* _Requirements_:
Filter the listing below, copying every line in which the word "text" appears.

* _Extracted material_:
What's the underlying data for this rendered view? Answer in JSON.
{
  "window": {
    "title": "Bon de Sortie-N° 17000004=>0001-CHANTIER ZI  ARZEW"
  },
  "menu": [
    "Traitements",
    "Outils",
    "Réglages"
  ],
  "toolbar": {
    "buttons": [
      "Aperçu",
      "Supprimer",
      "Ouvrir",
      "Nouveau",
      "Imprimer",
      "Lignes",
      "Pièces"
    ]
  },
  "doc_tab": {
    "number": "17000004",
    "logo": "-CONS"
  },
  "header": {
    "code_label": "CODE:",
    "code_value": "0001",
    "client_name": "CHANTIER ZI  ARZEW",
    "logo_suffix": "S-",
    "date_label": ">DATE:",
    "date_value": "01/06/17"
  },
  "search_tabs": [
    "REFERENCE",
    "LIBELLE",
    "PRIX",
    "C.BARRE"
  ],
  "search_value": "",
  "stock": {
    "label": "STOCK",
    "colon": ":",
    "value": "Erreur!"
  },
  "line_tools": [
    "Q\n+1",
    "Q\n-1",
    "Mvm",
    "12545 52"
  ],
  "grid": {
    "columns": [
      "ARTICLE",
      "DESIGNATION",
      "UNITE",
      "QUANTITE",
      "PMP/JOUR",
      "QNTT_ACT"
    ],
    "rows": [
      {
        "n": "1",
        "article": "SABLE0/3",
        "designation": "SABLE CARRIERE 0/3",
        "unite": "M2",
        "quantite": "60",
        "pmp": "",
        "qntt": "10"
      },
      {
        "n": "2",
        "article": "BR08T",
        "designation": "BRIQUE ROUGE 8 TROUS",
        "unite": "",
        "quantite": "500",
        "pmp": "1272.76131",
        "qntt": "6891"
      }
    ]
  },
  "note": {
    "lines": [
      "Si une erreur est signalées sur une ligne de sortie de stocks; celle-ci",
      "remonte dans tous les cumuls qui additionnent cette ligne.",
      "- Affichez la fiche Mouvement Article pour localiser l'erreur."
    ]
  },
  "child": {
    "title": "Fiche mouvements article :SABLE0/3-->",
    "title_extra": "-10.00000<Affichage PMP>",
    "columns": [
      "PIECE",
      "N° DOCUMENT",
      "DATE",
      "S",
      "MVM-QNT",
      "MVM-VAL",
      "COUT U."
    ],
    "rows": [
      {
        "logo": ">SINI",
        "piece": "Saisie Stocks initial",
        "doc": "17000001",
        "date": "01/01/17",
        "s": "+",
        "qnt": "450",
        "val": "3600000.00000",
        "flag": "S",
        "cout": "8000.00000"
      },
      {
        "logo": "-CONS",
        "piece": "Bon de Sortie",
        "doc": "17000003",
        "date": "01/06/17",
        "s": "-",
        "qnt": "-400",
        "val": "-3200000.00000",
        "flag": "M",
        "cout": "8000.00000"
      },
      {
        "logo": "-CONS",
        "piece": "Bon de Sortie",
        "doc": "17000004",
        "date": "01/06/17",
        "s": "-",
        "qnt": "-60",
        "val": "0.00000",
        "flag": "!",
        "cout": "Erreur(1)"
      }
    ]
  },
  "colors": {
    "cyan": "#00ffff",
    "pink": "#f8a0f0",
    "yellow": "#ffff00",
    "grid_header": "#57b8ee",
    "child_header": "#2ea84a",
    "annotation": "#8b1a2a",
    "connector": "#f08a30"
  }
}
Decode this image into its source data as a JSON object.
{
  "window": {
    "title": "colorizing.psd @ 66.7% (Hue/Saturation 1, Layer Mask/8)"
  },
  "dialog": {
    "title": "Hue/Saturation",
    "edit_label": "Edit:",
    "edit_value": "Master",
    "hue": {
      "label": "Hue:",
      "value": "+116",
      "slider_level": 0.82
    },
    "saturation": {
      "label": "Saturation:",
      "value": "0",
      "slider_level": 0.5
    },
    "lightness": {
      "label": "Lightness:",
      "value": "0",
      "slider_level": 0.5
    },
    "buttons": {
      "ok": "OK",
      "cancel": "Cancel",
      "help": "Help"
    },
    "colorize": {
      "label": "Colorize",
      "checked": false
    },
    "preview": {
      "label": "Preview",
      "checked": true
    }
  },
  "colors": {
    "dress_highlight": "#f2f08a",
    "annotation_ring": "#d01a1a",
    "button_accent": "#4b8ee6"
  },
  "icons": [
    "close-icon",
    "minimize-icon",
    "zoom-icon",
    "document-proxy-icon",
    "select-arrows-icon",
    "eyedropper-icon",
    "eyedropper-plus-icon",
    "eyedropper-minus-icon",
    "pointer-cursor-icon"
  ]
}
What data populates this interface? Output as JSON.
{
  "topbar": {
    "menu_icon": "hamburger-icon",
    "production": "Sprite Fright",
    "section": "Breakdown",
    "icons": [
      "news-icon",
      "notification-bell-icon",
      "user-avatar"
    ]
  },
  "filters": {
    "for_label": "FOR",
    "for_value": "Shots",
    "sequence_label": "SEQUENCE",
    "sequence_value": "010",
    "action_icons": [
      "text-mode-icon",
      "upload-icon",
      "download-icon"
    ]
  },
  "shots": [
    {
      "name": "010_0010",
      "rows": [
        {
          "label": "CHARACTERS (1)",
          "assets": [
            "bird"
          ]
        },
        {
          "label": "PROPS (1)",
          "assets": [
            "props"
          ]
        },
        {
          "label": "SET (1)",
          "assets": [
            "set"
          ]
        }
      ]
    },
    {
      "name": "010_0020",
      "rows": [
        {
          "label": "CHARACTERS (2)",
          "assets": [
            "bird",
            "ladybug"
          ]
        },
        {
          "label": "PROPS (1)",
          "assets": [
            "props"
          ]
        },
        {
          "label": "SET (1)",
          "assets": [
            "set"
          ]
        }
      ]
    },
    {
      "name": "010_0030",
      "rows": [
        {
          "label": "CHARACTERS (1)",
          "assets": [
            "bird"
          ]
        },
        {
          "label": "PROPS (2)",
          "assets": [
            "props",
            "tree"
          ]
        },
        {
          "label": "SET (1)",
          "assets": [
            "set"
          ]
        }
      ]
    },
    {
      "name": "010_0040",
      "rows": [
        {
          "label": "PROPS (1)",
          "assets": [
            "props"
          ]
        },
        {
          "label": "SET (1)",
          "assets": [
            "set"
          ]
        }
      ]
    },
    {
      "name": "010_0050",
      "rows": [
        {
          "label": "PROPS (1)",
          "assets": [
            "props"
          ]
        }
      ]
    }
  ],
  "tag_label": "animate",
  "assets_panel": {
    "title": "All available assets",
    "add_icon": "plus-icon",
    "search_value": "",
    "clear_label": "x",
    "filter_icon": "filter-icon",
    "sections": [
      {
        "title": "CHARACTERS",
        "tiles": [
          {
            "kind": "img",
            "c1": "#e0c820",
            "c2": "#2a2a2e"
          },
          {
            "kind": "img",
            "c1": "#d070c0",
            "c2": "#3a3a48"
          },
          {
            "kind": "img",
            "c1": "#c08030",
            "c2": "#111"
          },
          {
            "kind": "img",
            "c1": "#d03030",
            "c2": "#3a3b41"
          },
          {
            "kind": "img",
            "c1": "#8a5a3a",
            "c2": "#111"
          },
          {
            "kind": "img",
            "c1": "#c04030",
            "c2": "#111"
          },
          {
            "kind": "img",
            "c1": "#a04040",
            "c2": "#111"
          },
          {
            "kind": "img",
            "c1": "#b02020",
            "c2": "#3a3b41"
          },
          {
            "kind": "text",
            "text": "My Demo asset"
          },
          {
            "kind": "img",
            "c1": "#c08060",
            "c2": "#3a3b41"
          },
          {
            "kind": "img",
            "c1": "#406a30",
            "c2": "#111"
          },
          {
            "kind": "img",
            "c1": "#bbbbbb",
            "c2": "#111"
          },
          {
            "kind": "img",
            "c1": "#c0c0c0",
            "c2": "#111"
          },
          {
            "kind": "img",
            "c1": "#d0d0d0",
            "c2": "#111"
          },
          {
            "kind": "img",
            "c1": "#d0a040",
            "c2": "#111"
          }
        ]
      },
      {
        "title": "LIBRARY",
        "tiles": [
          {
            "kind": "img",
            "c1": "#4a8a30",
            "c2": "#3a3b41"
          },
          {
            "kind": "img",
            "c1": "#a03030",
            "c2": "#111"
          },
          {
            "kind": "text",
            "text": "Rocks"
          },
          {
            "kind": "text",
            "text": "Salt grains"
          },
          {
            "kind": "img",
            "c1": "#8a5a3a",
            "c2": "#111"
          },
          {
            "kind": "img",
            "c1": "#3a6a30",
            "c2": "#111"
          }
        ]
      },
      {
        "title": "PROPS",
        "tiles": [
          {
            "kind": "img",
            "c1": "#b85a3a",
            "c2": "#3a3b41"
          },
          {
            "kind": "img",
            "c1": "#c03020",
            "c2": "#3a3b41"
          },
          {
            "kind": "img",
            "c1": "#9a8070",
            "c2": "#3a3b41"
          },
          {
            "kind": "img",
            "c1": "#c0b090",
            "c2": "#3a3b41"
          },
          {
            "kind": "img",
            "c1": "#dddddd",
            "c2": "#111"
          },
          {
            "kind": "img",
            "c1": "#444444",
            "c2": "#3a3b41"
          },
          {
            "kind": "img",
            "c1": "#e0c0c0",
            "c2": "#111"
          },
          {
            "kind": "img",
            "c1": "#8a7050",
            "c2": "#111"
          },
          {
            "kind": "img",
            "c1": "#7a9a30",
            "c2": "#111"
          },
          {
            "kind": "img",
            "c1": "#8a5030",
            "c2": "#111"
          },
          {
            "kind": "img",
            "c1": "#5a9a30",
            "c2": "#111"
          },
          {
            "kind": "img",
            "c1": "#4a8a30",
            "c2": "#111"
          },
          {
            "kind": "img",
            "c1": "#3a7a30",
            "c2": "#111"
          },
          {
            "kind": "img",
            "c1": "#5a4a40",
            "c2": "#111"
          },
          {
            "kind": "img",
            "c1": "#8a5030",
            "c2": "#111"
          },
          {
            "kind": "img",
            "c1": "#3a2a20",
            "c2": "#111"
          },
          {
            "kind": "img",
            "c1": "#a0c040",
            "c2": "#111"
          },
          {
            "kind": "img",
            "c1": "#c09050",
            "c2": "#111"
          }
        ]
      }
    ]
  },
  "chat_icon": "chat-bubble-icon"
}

* _Solved problem_:
      "text-mode-icon",
            "kind": "text",
            "text": "My Demo asset"
            "kind": "text",
            "text": "Rocks"
            "kind": "text",
            "text": "Salt grains"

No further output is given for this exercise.